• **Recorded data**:
= = =

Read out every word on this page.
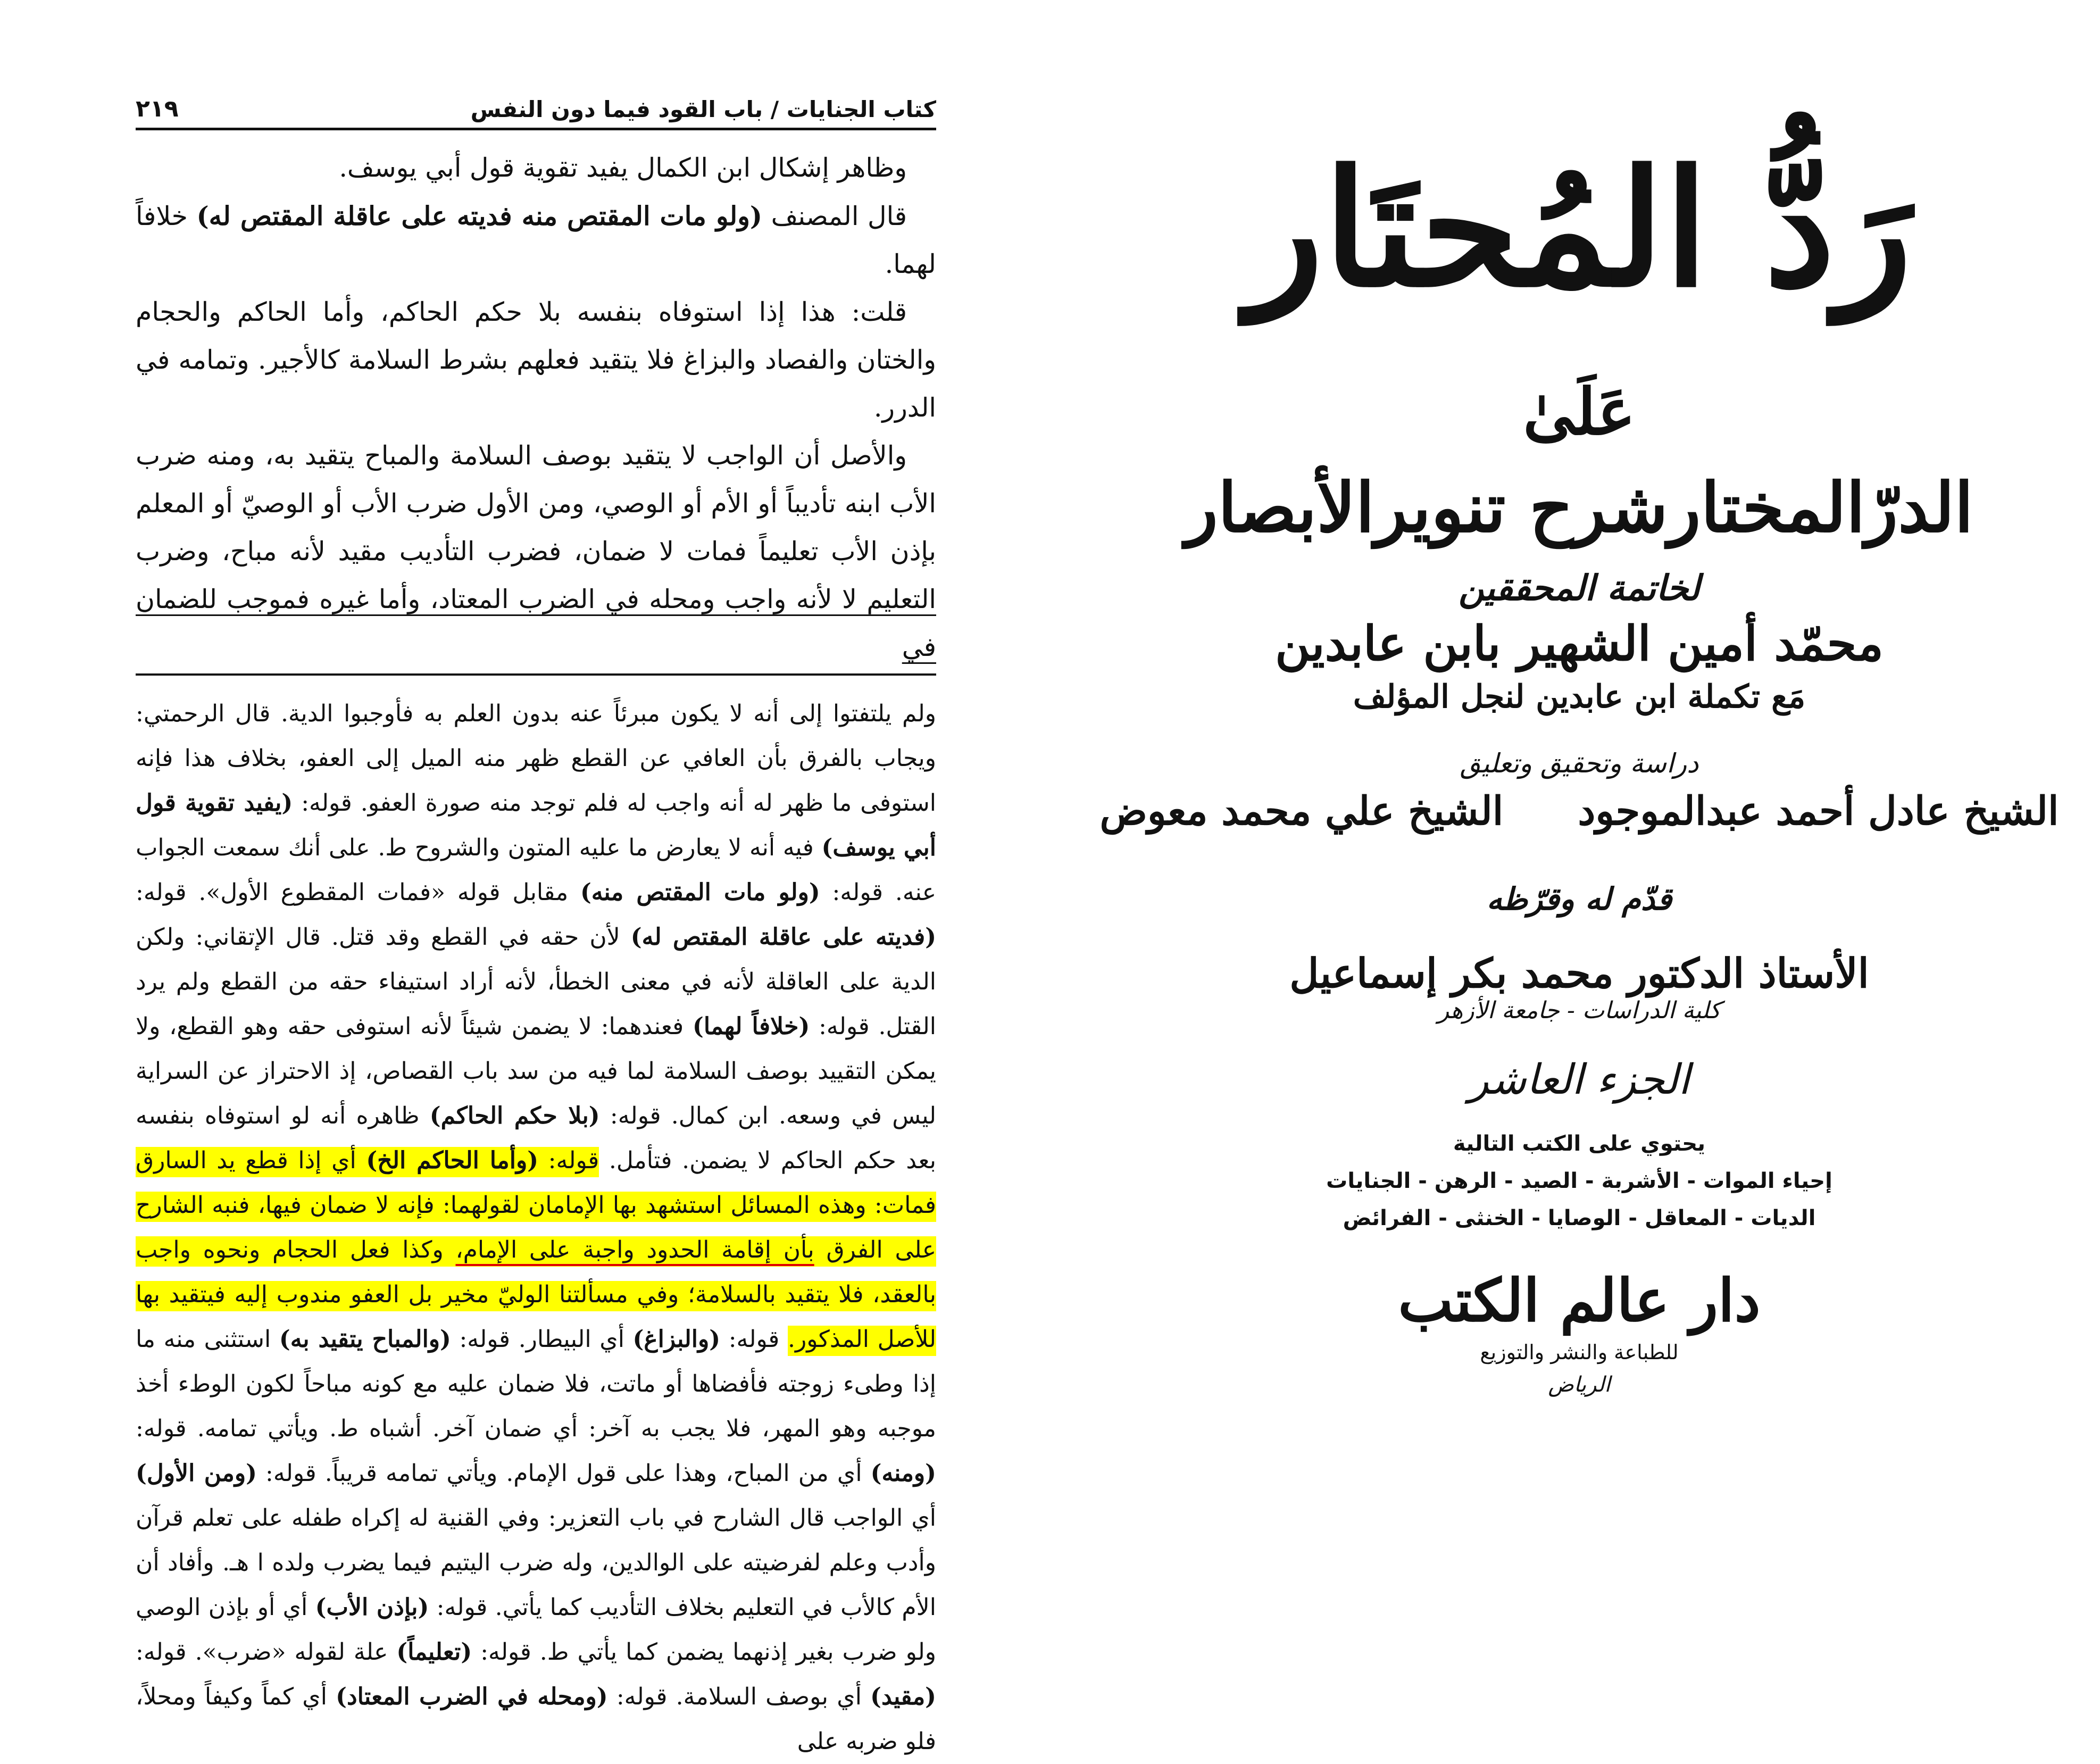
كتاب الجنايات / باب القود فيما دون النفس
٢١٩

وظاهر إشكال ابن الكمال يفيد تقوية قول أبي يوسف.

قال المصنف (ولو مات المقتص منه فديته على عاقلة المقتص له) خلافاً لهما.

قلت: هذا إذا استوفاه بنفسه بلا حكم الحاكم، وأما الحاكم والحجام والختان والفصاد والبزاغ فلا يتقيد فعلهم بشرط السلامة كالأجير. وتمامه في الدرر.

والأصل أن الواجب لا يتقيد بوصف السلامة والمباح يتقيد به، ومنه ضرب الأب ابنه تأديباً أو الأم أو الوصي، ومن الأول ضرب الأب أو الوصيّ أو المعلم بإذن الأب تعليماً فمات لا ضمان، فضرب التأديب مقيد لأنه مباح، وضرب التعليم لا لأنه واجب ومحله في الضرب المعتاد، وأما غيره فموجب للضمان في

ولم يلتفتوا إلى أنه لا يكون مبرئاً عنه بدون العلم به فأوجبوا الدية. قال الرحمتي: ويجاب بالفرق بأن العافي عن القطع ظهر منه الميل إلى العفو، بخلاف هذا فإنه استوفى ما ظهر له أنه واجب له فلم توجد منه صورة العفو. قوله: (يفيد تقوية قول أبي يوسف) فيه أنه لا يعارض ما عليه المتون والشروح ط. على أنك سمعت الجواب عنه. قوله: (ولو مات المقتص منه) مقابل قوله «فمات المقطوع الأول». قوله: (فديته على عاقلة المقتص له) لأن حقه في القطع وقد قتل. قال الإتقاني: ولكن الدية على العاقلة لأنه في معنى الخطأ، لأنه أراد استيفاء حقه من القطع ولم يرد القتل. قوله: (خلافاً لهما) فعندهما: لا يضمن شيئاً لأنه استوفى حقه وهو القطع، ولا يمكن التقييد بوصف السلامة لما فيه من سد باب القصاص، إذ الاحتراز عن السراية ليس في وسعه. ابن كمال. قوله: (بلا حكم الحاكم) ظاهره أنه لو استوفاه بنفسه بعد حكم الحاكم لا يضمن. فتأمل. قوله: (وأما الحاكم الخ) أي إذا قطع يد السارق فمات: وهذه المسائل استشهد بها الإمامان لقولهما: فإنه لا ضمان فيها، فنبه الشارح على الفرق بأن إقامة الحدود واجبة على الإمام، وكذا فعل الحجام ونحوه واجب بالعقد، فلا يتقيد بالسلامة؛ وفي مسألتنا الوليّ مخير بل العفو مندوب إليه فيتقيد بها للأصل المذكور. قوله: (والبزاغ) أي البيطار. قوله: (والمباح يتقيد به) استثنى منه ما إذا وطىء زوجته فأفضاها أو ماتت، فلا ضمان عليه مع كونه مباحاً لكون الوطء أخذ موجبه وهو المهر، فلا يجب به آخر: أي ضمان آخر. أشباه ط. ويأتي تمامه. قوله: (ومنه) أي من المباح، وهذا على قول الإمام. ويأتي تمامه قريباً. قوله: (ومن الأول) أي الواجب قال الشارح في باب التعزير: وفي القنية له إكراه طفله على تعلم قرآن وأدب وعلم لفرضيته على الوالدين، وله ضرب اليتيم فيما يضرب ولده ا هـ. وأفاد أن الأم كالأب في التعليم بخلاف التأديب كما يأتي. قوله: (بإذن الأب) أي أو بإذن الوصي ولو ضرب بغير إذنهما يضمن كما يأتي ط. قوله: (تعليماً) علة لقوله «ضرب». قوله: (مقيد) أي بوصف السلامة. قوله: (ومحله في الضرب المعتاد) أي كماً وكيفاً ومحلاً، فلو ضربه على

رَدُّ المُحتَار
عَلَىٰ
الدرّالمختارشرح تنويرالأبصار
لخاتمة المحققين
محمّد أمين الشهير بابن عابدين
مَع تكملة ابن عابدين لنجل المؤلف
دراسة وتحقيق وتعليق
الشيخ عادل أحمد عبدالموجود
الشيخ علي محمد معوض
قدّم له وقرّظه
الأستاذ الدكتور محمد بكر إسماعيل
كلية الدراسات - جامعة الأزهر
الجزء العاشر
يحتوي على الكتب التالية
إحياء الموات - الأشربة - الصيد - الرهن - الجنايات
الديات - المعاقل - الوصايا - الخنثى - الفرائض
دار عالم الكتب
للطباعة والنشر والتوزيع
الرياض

= = =

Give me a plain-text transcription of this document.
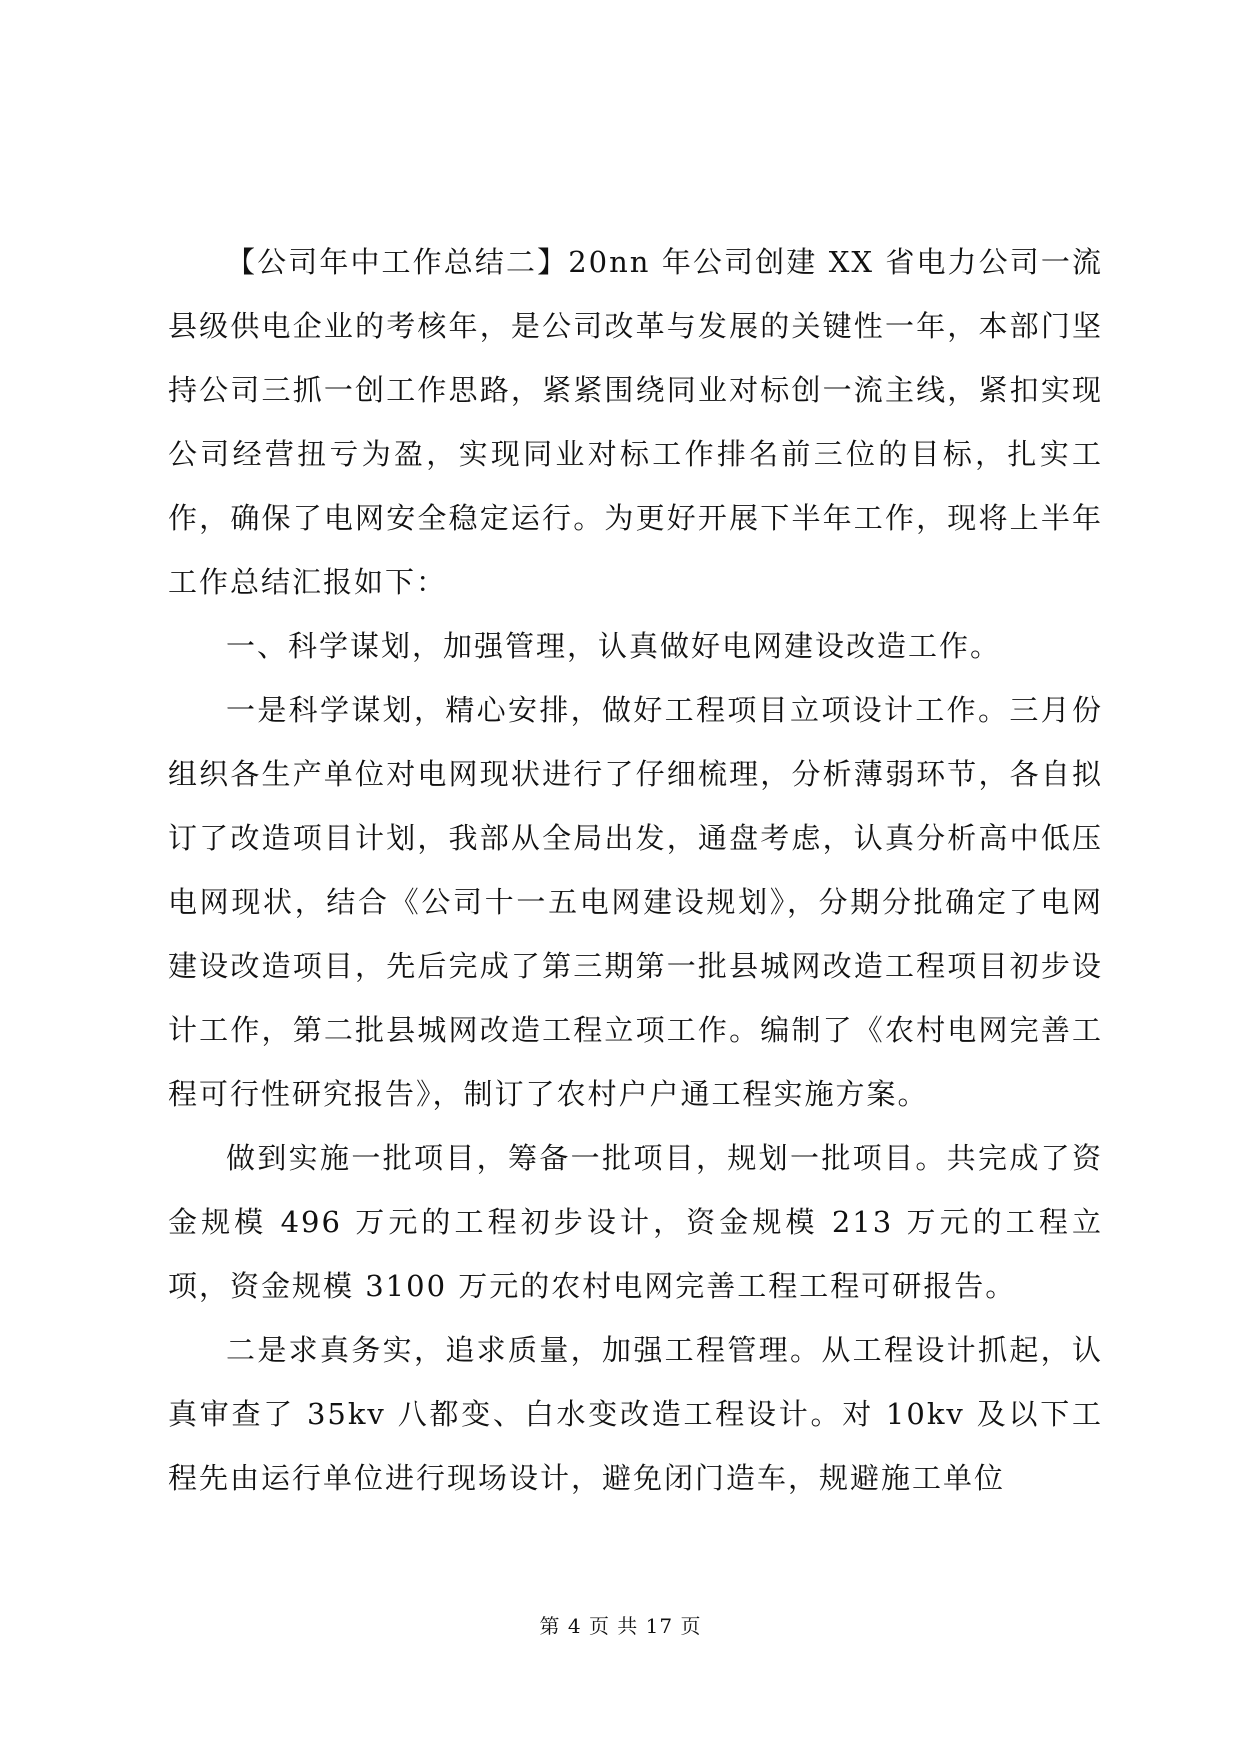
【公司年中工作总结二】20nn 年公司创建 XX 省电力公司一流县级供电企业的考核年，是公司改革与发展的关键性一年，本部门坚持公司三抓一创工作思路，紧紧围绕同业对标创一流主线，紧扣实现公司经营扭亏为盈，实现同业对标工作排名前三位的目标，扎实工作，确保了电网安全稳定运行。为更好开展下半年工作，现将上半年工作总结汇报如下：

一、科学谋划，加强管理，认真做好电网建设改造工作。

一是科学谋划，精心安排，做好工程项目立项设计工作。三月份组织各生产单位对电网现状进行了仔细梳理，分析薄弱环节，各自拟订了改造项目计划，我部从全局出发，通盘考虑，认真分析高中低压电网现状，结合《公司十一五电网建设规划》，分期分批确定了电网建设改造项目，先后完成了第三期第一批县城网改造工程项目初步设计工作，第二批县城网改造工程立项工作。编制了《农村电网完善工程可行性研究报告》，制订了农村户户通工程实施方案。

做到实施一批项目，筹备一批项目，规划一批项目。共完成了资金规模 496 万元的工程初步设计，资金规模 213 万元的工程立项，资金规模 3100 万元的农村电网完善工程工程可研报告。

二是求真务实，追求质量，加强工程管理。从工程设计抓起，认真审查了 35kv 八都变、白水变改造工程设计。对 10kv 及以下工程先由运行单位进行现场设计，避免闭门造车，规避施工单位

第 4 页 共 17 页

= = =

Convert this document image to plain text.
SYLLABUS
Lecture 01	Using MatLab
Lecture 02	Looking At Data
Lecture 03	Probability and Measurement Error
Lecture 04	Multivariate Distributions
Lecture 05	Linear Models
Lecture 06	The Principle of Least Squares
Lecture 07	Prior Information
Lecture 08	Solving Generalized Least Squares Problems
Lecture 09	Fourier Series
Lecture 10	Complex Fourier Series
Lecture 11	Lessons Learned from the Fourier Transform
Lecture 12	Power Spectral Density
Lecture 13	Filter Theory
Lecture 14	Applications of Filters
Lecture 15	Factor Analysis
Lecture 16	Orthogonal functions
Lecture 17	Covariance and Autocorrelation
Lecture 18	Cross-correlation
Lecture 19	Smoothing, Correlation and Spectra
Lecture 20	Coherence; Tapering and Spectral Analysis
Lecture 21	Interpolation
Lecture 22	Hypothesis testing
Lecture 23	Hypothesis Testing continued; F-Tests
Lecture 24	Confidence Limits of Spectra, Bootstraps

= = =

Tell how many lines contain the word "Series", using only the number.

• **ANSWER**: 2